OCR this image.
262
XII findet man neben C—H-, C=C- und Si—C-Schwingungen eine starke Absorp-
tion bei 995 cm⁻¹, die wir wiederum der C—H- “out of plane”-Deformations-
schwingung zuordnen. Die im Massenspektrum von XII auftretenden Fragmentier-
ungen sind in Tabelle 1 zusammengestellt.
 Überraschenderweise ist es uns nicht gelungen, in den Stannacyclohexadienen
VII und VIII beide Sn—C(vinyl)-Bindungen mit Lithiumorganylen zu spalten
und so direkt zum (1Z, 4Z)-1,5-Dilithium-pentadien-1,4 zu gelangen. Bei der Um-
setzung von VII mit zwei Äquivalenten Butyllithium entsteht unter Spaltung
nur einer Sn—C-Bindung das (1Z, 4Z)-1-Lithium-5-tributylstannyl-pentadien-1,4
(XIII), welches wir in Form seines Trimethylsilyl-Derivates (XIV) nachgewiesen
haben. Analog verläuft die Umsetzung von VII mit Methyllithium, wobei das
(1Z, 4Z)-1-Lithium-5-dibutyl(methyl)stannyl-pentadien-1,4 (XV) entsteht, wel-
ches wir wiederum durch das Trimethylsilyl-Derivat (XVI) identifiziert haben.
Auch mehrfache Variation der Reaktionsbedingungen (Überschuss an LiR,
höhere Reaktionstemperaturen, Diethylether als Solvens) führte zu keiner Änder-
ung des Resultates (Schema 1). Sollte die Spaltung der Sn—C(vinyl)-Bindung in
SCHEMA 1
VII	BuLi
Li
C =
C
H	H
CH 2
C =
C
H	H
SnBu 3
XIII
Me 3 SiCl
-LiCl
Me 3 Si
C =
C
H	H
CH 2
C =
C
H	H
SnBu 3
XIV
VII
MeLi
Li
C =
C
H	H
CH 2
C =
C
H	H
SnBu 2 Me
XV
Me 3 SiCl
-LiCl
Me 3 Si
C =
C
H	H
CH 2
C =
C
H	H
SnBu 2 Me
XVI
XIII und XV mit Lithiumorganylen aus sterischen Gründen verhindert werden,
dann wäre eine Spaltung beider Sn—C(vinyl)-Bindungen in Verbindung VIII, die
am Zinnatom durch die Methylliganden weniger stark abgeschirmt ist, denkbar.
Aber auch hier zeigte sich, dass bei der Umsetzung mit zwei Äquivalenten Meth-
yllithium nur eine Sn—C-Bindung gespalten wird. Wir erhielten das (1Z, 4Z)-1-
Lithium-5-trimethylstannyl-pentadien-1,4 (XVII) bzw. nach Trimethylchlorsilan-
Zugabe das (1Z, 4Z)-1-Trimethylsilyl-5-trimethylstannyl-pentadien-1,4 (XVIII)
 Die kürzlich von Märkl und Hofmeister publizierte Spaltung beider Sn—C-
==================================================
#### [Do this]
Search the records for the word "zwei". Copy every line that has it.

#### [Answer for this exercise]
setzung von VII mit zwei Äquivalenten Butyllithium entsteht unter Spaltung
Aber auch hier zeigte sich, dass bei der Umsetzung mit zwei Äquivalenten Meth-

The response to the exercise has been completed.